Work required.
Where a line contains the string "Маїя", copy that line.

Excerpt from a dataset

━━━━━━━━━━━━━━━━━━━━━━━━━━━━━━

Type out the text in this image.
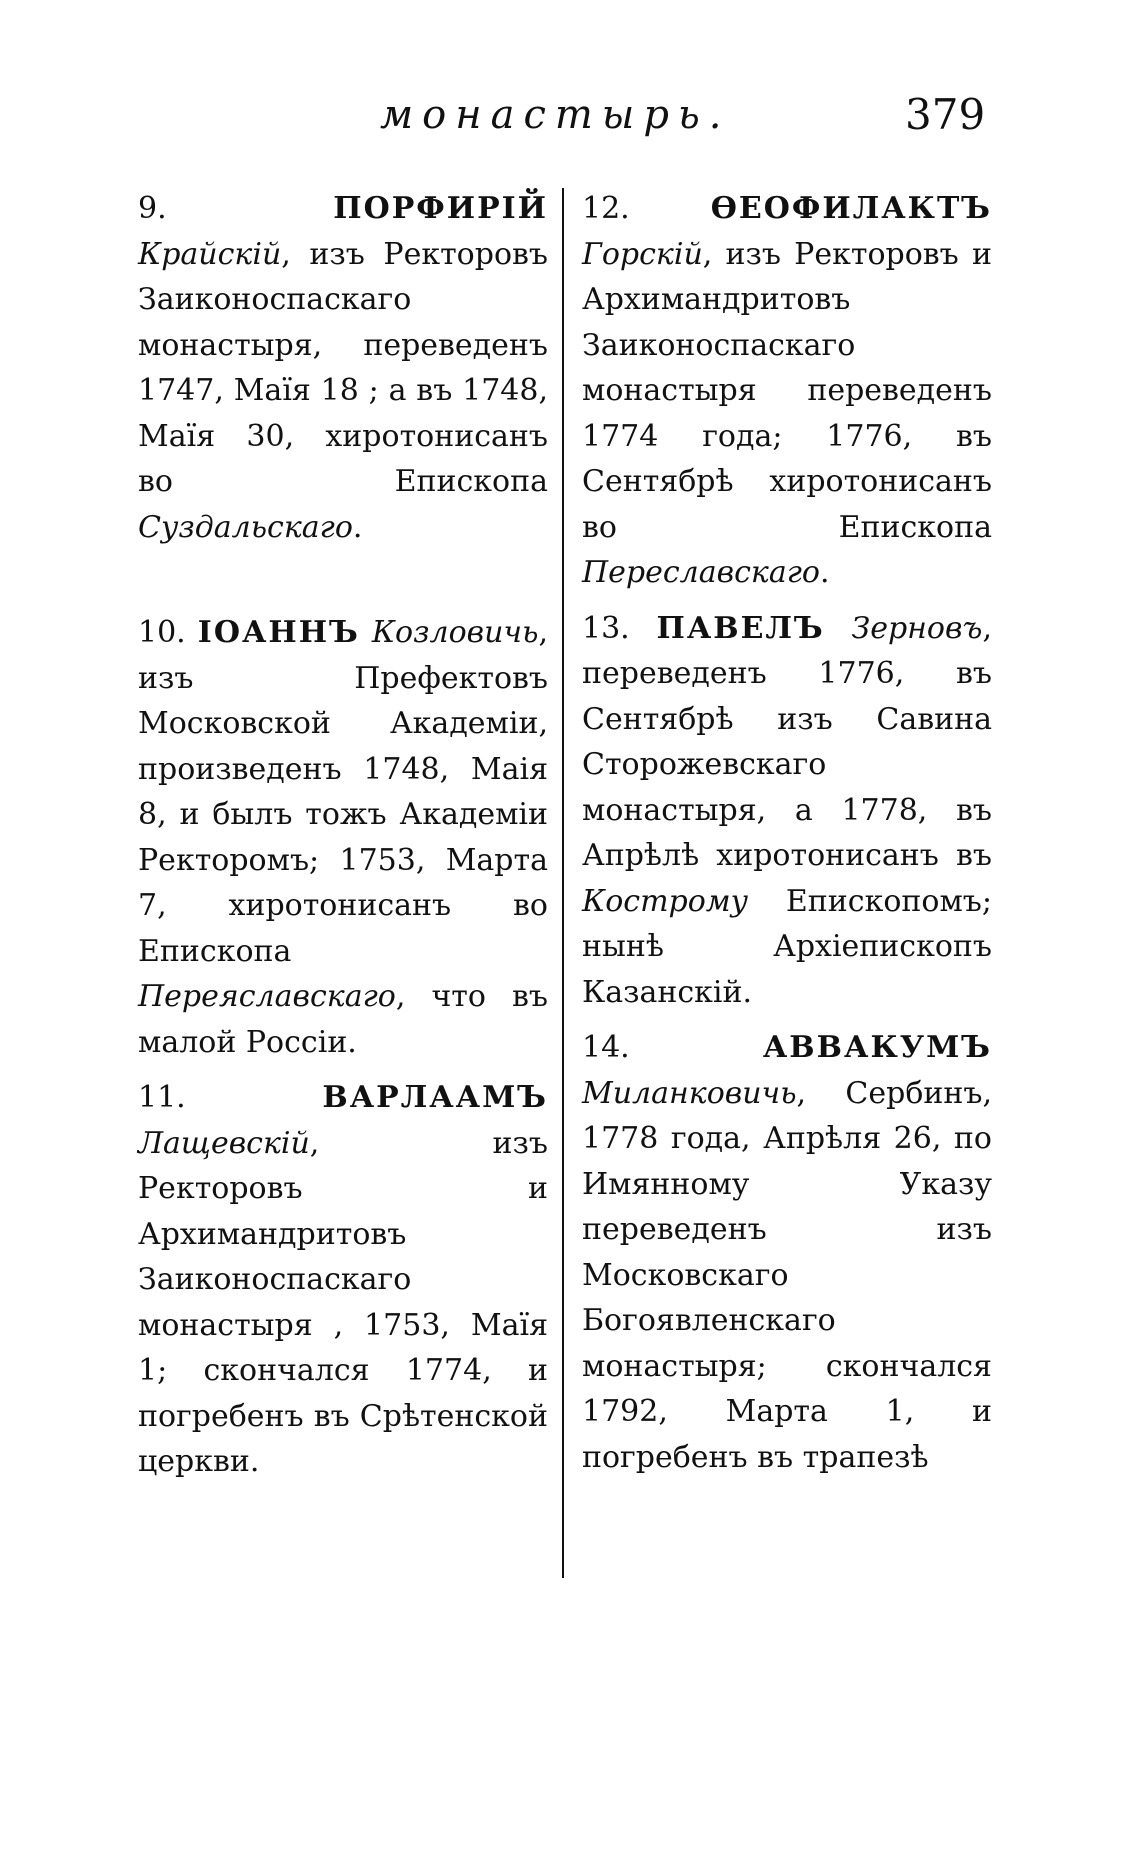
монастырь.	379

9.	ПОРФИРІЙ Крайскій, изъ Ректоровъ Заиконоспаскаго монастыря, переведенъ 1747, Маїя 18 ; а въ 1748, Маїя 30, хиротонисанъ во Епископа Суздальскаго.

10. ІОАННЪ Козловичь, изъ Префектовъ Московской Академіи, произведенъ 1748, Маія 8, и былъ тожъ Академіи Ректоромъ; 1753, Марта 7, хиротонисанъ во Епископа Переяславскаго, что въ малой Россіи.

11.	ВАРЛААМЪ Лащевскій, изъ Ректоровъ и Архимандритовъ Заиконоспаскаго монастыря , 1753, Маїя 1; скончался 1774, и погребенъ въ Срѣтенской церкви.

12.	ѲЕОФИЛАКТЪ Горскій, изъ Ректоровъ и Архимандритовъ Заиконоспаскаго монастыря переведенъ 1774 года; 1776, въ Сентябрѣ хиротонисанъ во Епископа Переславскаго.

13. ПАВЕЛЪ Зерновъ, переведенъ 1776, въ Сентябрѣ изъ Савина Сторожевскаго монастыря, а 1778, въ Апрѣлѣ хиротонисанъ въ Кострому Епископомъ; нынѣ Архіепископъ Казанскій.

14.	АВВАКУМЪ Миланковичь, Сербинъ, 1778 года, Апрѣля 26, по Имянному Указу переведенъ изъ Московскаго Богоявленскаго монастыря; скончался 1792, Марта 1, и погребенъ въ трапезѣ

━━━━━━━━━━━━━━━━━━━━━━━━━━━━━━

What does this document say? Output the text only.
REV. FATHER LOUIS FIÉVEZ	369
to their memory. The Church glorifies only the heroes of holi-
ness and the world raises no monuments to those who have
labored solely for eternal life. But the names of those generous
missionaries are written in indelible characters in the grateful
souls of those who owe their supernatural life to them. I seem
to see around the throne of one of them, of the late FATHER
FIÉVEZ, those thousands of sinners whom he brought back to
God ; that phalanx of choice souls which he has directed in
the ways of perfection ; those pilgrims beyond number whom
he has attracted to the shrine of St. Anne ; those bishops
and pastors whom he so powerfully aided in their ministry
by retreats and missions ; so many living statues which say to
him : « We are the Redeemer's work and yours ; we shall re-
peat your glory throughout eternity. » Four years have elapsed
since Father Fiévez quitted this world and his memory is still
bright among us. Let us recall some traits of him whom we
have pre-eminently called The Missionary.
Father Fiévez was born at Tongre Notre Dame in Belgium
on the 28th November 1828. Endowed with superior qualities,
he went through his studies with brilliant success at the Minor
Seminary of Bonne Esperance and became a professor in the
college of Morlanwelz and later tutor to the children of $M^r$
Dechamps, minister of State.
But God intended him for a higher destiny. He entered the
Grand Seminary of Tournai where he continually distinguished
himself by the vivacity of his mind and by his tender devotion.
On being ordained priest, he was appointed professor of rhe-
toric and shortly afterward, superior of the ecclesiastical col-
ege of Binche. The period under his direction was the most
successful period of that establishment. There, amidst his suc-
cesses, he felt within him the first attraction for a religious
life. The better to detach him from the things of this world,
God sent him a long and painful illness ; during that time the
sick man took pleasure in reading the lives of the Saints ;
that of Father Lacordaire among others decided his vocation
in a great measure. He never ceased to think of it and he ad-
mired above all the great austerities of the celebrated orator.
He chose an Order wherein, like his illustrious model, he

━━━━━━━━━━━━━━━━━━━━━━━━━━━━━━

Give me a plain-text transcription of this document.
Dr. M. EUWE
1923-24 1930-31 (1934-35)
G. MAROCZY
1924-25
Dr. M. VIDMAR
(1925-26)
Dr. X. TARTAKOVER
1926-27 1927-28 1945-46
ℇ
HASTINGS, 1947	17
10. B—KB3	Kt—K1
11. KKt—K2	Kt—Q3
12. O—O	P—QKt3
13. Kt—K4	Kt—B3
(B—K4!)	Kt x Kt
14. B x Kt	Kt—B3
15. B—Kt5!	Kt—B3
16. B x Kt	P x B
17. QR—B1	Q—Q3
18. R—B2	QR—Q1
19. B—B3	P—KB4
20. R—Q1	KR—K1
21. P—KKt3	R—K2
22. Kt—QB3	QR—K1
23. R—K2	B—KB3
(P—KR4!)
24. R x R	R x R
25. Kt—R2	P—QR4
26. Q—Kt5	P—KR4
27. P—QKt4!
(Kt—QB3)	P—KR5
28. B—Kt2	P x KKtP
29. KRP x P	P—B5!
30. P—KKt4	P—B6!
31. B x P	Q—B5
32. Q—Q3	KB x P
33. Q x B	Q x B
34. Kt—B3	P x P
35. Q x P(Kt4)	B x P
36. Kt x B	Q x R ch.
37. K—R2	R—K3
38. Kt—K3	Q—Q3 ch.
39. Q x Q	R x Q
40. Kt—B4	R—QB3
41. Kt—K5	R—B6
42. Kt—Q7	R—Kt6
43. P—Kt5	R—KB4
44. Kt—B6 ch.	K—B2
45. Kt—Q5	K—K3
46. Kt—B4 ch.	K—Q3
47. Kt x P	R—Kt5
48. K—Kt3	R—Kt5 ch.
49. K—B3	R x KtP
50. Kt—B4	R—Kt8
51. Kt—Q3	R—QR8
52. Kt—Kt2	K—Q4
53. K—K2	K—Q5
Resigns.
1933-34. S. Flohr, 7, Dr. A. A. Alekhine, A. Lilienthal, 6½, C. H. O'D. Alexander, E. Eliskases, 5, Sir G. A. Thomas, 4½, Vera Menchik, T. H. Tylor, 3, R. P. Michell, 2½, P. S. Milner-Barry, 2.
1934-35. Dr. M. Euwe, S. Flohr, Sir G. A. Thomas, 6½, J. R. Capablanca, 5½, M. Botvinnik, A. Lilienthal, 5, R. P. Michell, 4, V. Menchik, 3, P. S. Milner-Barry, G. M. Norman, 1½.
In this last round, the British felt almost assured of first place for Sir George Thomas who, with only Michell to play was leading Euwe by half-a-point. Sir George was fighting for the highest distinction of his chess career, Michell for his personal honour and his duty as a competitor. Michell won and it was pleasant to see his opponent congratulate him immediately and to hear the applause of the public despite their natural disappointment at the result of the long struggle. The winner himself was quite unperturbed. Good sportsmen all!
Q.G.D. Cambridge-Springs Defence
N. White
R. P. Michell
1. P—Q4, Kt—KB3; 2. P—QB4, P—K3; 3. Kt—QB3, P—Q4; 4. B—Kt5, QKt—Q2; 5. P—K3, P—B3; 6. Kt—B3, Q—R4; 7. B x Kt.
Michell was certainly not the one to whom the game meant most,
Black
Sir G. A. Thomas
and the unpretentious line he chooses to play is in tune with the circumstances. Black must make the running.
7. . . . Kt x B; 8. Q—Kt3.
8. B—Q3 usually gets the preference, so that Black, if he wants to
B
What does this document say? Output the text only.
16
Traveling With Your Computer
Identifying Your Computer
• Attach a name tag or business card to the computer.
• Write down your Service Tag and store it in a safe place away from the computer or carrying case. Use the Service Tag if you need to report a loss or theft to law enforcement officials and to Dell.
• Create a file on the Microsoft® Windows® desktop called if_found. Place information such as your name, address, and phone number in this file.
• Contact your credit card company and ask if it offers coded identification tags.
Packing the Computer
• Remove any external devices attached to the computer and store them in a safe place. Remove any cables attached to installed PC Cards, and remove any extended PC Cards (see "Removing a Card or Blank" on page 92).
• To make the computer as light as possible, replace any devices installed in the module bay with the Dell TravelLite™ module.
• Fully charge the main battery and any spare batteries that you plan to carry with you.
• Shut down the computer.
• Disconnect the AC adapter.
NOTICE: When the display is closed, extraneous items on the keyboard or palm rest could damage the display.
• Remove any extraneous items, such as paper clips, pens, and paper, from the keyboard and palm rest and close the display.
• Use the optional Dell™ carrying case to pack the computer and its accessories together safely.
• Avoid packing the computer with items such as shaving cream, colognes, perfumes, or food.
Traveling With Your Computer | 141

━━━━━━━━━━━━━━━━━━━━━━━━━━━━━━

Task solution.
9.	ПОРФИРІЙ Крайскій, изъ Ректоровъ Заиконоспаскаго монастыря, переведенъ 1747, Маїя 18 ; а въ 1748, Маїя 30, хиротонисанъ во Епископа Суздальскаго.
11.	ВАРЛААМЪ Лащевскій, изъ Ректоровъ и Архимандритовъ Заиконоспаскаго монастыря , 1753, Маїя 1; скончался 1774, и погребенъ въ Срѣтенской церкви.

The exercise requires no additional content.